### WRITTEN TASK
Every line of the records must be repeated exactly; pictures stay out.

### SUPPLIED MATERIAL
## start

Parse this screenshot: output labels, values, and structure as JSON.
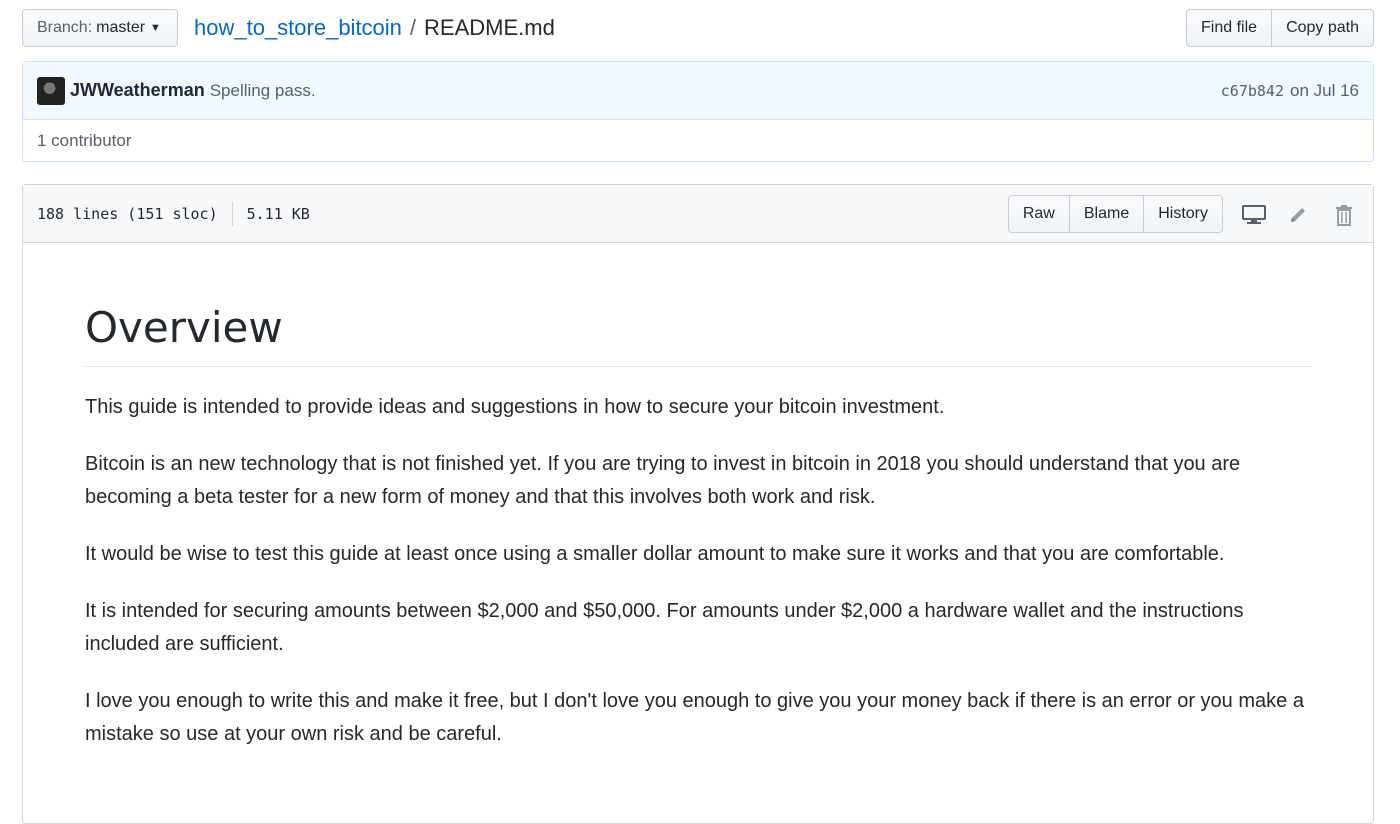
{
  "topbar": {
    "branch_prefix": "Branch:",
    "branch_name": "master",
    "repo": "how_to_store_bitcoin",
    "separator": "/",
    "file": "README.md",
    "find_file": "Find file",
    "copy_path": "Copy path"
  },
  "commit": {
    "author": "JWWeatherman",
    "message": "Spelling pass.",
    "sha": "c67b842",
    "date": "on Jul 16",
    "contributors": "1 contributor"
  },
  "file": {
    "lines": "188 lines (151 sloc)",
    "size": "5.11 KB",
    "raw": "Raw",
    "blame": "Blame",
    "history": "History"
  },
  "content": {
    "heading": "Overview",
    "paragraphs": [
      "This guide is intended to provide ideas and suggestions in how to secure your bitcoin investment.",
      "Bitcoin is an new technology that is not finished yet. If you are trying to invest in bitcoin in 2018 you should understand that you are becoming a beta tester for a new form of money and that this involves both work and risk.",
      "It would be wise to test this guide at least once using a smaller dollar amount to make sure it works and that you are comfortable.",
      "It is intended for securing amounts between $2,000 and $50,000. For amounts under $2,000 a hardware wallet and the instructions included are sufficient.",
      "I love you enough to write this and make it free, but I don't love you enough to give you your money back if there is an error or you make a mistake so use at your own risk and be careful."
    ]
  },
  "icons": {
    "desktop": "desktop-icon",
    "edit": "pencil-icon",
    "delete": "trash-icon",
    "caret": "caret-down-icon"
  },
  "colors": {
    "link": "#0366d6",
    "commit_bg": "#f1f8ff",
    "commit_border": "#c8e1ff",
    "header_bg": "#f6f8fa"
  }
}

## end

### THE ANSWER
Parse this screenshot: output labels, values, and structure as JSON.
{
  "topbar": {
    "branch_prefix": "Branch:",
    "branch_name": "master",
    "repo": "how_to_store_bitcoin",
    "separator": "/",
    "file": "README.md",
    "find_file": "Find file",
    "copy_path": "Copy path"
  },
  "commit": {
    "author": "JWWeatherman",
    "message": "Spelling pass.",
    "sha": "c67b842",
    "date": "on Jul 16",
    "contributors": "1 contributor"
  },
  "file": {
    "lines": "188 lines (151 sloc)",
    "size": "5.11 KB",
    "raw": "Raw",
    "blame": "Blame",
    "history": "History"
  },
  "content": {
    "heading": "Overview",
    "paragraphs": [
      "This guide is intended to provide ideas and suggestions in how to secure your bitcoin investment.",
      "Bitcoin is an new technology that is not finished yet. If you are trying to invest in bitcoin in 2018 you should understand that you are becoming a beta tester for a new form of money and that this involves both work and risk.",
      "It would be wise to test this guide at least once using a smaller dollar amount to make sure it works and that you are comfortable.",
      "It is intended for securing amounts between $2,000 and $50,000. For amounts under $2,000 a hardware wallet and the instructions included are sufficient.",
      "I love you enough to write this and make it free, but I don't love you enough to give you your money back if there is an error or you make a mistake so use at your own risk and be careful."
    ]
  },
  "icons": {
    "desktop": "desktop-icon",
    "edit": "pencil-icon",
    "delete": "trash-icon",
    "caret": "caret-down-icon"
  },
  "colors": {
    "link": "#0366d6",
    "commit_bg": "#f1f8ff",
    "commit_border": "#c8e1ff",
    "header_bg": "#f6f8fa"
  }
}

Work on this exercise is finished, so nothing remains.